**Exercise aim:**
Write out each record below exactly as it appears, with no pictures.
+++++
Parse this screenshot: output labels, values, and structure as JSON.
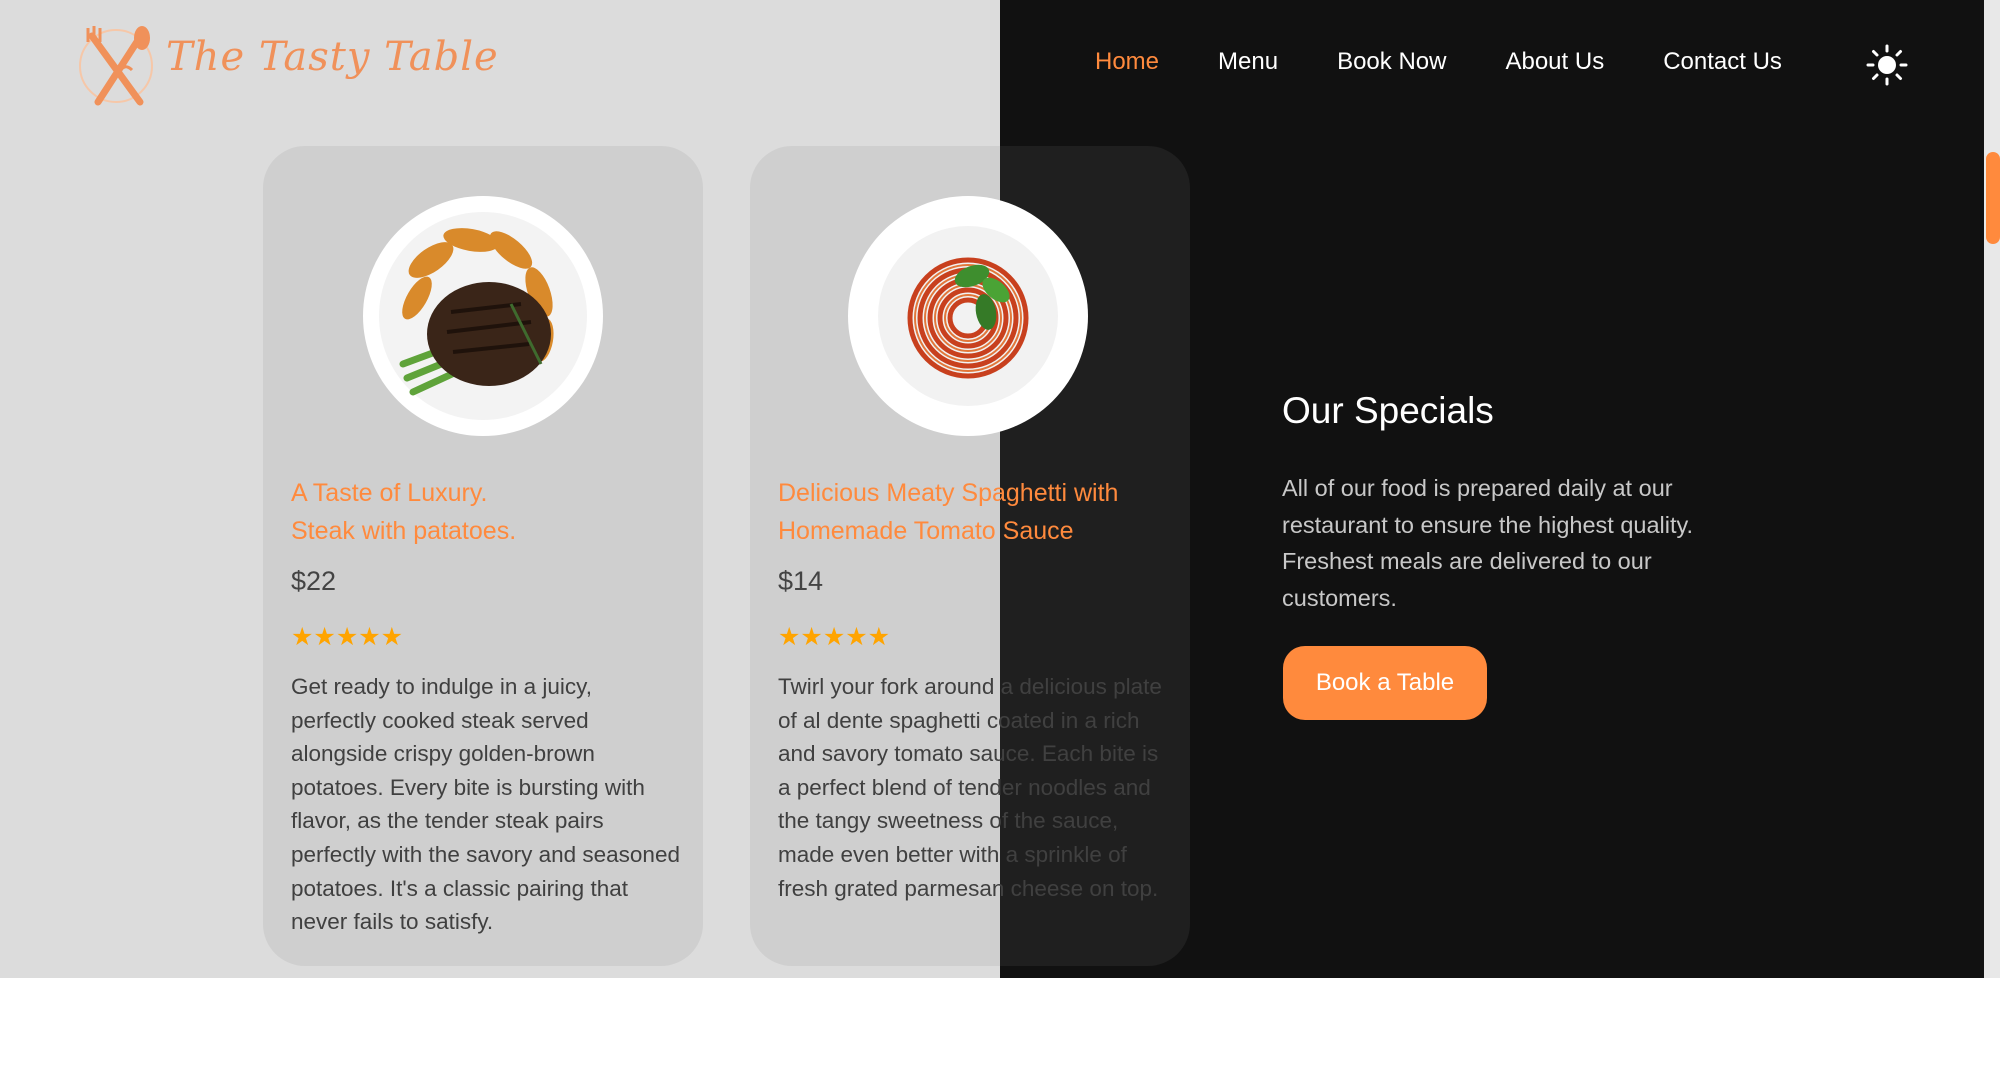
{
  "brand": {
    "logo_text": "The Tasty Table"
  },
  "nav": {
    "items": [
      {
        "label": "Home",
        "active": true
      },
      {
        "label": "Menu",
        "active": false
      },
      {
        "label": "Book Now",
        "active": false
      },
      {
        "label": "About Us",
        "active": false
      },
      {
        "label": "Contact Us",
        "active": false
      }
    ],
    "theme_icon": "sun-icon"
  },
  "cards": [
    {
      "title_line1": "A Taste of Luxury.",
      "title_line2": "Steak with patatoes.",
      "price": "$22",
      "rating": "★★★★★",
      "description": "Get ready to indulge in a juicy, perfectly cooked steak served alongside crispy golden-brown potatoes. Every bite is bursting with flavor, as the tender steak pairs perfectly with the savory and seasoned potatoes. It's a classic pairing that never fails to satisfy."
    },
    {
      "title_line1": "Delicious Meaty Spaghetti with",
      "title_line2": "Homemade Tomato Sauce",
      "price": "$14",
      "rating": "★★★★★",
      "description": "Twirl your fork around a delicious plate of al dente spaghetti coated in a rich and savory tomato sauce. Each bite is a perfect blend of tender noodles and the tangy sweetness of the sauce, made even better with a sprinkle of fresh grated parmesan cheese on top."
    }
  ],
  "specials": {
    "title": "Our Specials",
    "text": "All of our food is prepared daily at our restaurant to ensure the highest quality. Freshest meals are delivered to our customers.",
    "button": "Book a Table"
  },
  "colors": {
    "accent": "#ff8a3d",
    "light_bg": "#dcdcdc",
    "dark_bg": "#111111",
    "star": "#ffa400"
  }
}
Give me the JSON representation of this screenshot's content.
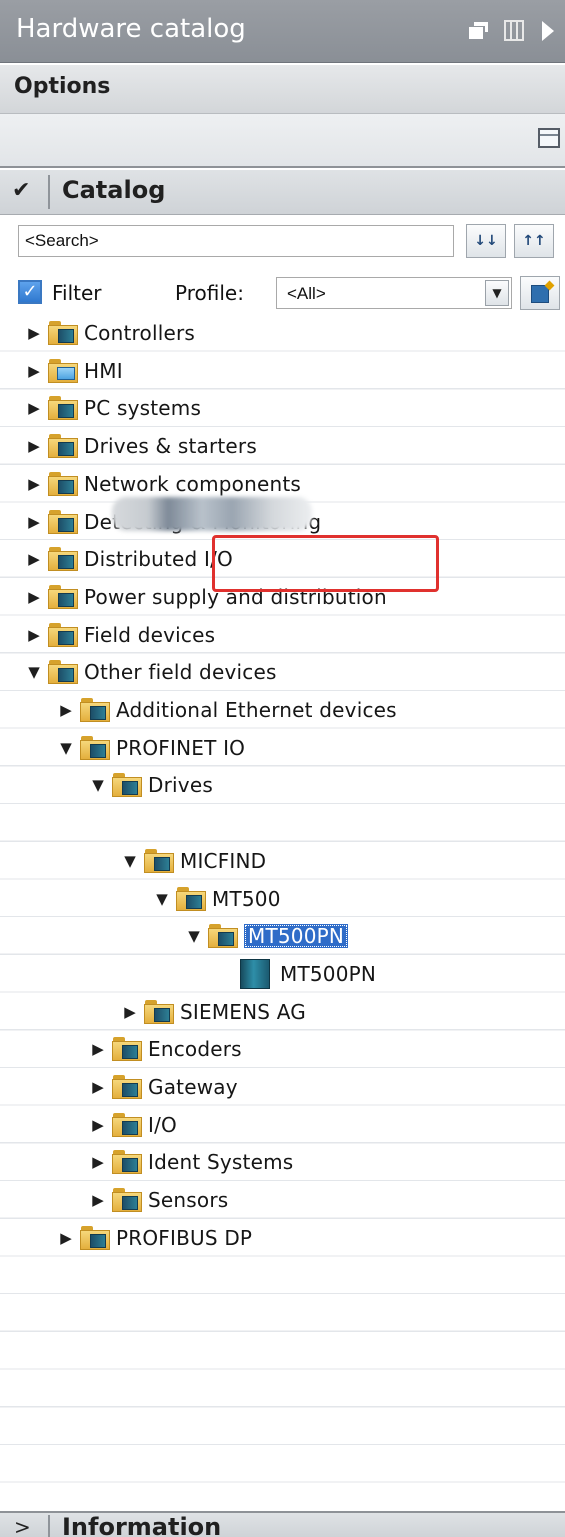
+++++
**Result of this exercise:**
Parse this screenshot: output labels, values, and structure as JSON.
{
  "brand": {
    "logo_text": "The Tasty Table"
  },
  "nav": {
    "items": [
      {
        "label": "Home",
        "active": true
      },
      {
        "label": "Menu",
        "active": false
      },
      {
        "label": "Book Now",
        "active": false
      },
      {
        "label": "About Us",
        "active": false
      },
      {
        "label": "Contact Us",
        "active": false
      }
    ],
    "theme_icon": "sun-icon"
  },
  "cards": [
    {
      "title_line1": "A Taste of Luxury.",
      "title_line2": "Steak with patatoes.",
      "price": "$22",
      "rating": "★★★★★",
      "description": "Get ready to indulge in a juicy, perfectly cooked steak served alongside crispy golden-brown potatoes. Every bite is bursting with flavor, as the tender steak pairs perfectly with the savory and seasoned potatoes. It's a classic pairing that never fails to satisfy."
    },
    {
      "title_line1": "Delicious Meaty Spaghetti with",
      "title_line2": "Homemade Tomato Sauce",
      "price": "$14",
      "rating": "★★★★★",
      "description": "Twirl your fork around a delicious plate of al dente spaghetti coated in a rich and savory tomato sauce. Each bite is a perfect blend of tender noodles and the tangy sweetness of the sauce, made even better with a sprinkle of fresh grated parmesan cheese on top."
    }
  ],
  "specials": {
    "title": "Our Specials",
    "text": "All of our food is prepared daily at our restaurant to ensure the highest quality. Freshest meals are delivered to our customers.",
    "button": "Book a Table"
  },
  "colors": {
    "accent": "#ff8a3d",
    "light_bg": "#dcdcdc",
    "dark_bg": "#111111",
    "star": "#ffa400"
  }
}
Give me the JSON representation of this screenshot's content.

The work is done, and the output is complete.